* **REQUIRED TASK**
Go through the material below and copy all lines with "Extract".

* **DATA FOR THE TASK**
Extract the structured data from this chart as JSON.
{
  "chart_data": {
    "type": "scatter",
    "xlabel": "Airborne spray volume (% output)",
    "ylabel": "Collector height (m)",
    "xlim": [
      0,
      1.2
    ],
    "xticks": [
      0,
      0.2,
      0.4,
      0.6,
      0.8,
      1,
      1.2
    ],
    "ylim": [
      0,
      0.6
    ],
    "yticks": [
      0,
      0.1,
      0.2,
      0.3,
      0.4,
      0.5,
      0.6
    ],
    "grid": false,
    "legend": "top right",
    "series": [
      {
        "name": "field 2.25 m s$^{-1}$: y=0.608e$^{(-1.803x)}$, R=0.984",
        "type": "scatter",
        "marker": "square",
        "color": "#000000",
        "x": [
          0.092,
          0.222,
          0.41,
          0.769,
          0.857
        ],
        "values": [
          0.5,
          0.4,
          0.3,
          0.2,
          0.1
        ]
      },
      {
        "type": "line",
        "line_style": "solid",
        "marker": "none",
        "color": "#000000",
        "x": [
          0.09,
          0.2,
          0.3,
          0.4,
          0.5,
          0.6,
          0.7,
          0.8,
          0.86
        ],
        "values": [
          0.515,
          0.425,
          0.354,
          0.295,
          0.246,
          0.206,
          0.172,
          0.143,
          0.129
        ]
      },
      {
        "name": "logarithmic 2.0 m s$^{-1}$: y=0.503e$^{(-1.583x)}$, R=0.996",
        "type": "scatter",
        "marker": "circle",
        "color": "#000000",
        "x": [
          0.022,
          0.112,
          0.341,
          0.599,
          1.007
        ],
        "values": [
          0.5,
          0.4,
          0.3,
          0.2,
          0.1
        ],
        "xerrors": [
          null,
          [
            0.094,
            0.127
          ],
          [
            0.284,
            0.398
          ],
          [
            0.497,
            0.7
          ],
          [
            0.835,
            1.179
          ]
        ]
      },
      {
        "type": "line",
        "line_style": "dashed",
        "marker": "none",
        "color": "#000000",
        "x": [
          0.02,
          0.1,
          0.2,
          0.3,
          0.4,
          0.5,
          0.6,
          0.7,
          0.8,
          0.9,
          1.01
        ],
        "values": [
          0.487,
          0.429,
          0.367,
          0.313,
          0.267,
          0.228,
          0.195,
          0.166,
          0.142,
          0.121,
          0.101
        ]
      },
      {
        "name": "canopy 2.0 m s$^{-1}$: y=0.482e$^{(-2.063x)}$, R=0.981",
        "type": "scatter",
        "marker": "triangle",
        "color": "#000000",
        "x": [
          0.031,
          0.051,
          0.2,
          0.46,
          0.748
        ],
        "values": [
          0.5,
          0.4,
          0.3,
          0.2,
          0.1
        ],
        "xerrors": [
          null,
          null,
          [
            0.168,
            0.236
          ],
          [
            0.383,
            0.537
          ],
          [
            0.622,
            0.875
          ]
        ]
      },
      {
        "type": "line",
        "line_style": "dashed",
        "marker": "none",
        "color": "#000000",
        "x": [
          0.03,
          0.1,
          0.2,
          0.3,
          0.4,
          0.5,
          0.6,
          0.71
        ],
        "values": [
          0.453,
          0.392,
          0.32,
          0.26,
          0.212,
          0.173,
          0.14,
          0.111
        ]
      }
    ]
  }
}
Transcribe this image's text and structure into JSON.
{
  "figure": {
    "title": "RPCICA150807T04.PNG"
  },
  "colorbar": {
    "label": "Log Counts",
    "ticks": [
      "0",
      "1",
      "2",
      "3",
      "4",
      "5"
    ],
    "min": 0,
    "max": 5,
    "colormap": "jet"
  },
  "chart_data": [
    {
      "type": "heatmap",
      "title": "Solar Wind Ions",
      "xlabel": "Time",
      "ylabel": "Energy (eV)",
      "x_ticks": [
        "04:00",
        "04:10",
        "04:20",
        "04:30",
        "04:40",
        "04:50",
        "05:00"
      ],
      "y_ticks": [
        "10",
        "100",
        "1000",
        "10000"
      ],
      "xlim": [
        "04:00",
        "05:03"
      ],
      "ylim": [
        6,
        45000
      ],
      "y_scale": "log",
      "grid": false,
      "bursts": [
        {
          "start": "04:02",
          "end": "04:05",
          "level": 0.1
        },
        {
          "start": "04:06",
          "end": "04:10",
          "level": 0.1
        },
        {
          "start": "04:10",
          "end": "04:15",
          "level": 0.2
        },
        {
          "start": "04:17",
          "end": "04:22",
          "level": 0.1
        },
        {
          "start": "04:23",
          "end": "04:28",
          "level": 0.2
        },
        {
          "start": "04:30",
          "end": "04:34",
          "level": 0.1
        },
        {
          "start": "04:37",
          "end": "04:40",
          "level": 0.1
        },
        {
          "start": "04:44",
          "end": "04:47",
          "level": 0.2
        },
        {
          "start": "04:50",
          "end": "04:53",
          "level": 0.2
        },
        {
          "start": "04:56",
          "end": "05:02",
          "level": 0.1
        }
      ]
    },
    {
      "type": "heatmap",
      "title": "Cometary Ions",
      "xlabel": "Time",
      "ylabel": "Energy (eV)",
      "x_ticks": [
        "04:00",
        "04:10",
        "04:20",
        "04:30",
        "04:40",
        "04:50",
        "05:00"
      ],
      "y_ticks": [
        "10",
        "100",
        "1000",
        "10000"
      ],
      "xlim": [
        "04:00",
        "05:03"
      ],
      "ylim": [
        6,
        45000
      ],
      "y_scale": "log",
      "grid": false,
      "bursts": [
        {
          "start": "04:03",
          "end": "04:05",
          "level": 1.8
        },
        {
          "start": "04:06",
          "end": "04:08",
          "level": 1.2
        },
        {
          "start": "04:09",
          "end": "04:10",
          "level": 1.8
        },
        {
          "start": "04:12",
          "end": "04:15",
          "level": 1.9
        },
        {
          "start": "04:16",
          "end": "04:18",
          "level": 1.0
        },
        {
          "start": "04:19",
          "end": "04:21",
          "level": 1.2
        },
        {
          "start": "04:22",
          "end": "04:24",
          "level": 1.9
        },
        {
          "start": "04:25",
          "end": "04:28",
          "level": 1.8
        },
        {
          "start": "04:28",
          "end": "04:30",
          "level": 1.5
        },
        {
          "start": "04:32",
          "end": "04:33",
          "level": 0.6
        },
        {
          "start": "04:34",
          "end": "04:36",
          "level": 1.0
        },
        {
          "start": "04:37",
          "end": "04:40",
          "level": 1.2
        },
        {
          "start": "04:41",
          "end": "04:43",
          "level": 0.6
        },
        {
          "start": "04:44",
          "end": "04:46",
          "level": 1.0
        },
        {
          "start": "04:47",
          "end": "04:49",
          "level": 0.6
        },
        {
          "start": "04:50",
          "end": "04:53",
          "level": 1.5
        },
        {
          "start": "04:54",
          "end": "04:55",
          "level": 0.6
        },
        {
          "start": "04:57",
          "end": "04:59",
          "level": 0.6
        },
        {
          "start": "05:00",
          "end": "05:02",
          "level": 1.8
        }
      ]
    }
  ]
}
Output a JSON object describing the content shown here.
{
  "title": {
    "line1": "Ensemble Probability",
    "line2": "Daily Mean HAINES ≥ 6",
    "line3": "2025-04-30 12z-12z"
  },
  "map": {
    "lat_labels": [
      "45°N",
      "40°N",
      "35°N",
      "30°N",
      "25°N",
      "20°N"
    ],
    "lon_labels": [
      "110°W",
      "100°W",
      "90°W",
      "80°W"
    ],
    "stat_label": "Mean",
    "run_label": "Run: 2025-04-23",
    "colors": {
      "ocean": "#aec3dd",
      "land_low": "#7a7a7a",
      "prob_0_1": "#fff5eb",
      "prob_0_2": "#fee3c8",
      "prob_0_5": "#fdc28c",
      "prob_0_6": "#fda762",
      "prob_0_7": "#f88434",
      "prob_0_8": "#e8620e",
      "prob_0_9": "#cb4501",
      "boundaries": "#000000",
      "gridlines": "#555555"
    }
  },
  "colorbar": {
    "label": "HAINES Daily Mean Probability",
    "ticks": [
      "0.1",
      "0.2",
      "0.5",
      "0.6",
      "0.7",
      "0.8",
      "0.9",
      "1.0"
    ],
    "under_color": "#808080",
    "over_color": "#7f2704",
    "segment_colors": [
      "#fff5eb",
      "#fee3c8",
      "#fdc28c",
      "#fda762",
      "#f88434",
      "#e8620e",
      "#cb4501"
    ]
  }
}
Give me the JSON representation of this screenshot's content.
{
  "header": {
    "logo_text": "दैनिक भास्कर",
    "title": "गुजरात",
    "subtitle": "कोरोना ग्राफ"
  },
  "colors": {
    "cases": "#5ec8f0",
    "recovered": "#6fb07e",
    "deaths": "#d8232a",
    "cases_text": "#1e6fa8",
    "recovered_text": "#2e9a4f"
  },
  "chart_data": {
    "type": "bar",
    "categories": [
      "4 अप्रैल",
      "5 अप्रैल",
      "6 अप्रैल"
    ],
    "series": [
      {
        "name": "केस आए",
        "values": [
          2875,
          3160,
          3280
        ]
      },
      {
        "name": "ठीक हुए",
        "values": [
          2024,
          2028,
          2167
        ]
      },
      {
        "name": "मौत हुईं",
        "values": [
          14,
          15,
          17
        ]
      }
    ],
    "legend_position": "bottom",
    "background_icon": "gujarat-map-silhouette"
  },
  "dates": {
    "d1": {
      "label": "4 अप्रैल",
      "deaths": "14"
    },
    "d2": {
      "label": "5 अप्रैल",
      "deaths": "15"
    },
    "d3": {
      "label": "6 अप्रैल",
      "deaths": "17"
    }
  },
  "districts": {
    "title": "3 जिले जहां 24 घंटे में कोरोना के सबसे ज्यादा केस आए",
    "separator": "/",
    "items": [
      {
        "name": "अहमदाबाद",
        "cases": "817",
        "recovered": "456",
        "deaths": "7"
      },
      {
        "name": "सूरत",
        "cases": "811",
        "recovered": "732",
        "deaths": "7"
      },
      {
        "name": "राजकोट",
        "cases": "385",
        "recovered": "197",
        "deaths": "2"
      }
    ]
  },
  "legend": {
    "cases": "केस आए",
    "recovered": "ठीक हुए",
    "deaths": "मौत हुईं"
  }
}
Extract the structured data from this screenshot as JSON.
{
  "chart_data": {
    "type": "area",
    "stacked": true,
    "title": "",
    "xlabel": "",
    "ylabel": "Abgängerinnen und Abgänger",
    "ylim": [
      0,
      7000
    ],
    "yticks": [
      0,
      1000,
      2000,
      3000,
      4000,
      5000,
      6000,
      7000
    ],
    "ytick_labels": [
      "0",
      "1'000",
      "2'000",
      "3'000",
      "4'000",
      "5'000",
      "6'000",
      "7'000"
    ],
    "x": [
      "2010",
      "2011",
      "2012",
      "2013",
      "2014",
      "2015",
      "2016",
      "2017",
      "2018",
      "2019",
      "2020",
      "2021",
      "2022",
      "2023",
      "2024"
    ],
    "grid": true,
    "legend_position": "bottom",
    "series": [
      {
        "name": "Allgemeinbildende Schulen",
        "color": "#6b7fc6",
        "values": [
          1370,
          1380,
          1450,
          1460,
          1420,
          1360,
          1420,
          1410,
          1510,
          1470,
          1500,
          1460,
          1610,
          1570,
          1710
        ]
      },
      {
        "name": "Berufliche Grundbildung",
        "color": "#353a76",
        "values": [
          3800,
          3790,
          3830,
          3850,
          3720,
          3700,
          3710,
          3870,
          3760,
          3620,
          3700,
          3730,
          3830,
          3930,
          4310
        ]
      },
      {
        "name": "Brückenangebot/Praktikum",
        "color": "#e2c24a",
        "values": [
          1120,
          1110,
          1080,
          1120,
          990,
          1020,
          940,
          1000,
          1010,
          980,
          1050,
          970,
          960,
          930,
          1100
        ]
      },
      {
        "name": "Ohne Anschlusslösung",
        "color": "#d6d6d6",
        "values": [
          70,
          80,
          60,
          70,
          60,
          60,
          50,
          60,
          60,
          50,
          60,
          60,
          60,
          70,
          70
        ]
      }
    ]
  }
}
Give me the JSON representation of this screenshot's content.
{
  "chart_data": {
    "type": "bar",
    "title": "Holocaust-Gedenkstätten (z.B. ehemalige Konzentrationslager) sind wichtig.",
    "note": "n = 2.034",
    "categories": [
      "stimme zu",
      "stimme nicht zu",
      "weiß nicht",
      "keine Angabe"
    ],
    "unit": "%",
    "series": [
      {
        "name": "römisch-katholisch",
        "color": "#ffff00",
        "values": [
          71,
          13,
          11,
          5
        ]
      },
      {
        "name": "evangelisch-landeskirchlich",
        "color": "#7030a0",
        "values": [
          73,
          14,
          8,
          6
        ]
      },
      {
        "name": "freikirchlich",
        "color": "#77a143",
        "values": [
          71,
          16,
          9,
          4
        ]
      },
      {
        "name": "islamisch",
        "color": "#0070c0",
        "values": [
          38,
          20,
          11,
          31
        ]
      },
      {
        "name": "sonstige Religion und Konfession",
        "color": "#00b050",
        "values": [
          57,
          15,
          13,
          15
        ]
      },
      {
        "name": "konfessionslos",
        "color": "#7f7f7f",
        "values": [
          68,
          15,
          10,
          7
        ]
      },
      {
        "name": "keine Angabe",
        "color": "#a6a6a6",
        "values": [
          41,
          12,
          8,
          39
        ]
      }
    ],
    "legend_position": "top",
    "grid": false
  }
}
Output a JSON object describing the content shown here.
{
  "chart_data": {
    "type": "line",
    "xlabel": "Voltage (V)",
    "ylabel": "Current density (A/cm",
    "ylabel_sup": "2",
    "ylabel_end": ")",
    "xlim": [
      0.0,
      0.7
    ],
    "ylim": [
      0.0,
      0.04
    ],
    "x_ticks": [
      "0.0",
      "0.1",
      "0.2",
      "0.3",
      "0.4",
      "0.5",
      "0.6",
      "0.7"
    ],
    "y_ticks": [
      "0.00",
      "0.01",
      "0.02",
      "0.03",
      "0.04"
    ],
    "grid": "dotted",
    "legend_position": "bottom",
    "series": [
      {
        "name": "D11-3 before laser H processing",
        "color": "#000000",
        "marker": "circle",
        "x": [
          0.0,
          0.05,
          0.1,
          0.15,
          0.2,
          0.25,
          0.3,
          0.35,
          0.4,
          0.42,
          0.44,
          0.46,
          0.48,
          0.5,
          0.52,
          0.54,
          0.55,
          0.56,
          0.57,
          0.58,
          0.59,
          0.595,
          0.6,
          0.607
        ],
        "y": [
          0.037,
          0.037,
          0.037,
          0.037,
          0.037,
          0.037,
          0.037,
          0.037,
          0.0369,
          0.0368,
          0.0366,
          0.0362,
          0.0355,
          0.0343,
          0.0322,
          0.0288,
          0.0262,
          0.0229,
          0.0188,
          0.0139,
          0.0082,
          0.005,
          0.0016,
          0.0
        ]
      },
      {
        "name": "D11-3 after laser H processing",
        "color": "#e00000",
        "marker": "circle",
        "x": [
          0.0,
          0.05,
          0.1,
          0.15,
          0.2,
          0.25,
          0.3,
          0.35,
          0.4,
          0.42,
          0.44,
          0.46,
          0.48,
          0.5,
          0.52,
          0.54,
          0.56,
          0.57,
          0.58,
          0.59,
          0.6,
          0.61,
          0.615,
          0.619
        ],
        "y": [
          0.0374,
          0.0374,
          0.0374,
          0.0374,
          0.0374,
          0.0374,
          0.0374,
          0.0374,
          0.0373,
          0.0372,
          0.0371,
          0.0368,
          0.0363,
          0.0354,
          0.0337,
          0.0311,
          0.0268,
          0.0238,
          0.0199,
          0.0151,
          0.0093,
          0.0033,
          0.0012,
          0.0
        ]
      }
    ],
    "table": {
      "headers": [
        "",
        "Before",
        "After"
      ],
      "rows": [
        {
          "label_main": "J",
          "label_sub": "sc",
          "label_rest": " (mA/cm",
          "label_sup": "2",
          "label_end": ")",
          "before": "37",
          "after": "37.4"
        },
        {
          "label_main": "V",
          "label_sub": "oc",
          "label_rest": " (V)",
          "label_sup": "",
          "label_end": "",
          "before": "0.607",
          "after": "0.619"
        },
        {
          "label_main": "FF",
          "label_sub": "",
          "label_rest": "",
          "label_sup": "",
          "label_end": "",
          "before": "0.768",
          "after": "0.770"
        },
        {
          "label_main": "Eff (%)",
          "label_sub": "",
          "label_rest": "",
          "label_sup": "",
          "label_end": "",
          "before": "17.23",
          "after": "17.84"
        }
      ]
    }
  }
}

* **THE OUTPUT**
Extract the structured data from this chart as JSON.
Extract the structured data from this screenshot as JSON.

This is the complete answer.